-- Begin Exercise data --

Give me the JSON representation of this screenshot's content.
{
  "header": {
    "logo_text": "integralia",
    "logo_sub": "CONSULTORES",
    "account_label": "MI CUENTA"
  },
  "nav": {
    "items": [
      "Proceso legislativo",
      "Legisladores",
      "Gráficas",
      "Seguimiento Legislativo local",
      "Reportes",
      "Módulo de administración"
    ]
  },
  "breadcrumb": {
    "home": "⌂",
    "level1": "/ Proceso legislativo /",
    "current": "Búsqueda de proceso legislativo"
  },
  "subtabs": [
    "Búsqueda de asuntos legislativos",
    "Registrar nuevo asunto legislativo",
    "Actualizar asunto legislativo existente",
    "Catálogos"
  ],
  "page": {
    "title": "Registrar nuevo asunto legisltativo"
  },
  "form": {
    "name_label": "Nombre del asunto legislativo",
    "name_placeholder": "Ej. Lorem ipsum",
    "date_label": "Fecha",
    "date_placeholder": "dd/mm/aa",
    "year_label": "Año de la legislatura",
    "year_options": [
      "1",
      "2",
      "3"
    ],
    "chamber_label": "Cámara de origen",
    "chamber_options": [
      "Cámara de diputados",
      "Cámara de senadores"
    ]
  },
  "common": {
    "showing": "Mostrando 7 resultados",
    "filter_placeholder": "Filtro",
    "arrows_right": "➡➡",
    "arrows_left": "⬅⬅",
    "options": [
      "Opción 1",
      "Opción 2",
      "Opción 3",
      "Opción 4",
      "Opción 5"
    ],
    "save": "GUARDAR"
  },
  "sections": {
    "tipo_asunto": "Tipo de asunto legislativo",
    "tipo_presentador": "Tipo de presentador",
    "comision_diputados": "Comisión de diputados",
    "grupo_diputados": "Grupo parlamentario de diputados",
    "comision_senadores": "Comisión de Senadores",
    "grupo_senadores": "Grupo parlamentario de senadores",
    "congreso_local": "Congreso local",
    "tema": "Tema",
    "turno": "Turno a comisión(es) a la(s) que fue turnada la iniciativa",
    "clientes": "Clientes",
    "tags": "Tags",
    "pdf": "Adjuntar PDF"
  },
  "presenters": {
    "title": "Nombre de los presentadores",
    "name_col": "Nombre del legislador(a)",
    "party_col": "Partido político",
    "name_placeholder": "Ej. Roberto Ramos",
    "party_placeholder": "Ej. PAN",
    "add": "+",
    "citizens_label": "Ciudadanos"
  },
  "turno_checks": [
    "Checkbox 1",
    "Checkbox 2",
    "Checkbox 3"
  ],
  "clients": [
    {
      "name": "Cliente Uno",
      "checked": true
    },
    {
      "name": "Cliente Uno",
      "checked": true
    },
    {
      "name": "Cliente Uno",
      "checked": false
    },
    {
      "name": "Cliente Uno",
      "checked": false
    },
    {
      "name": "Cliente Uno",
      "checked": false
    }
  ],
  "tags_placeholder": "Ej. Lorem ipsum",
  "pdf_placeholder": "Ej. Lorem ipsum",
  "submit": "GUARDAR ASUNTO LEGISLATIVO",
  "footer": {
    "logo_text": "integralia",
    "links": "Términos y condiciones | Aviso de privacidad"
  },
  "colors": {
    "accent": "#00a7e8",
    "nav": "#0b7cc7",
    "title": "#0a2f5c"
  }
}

-- End Exercise data --

▸ What you are asked to do: Extract each line holding the string "Grupo".

▸ Task answer:
    "grupo_diputados": "Grupo parlamentario de diputados",
    "grupo_senadores": "Grupo parlamentario de senadores",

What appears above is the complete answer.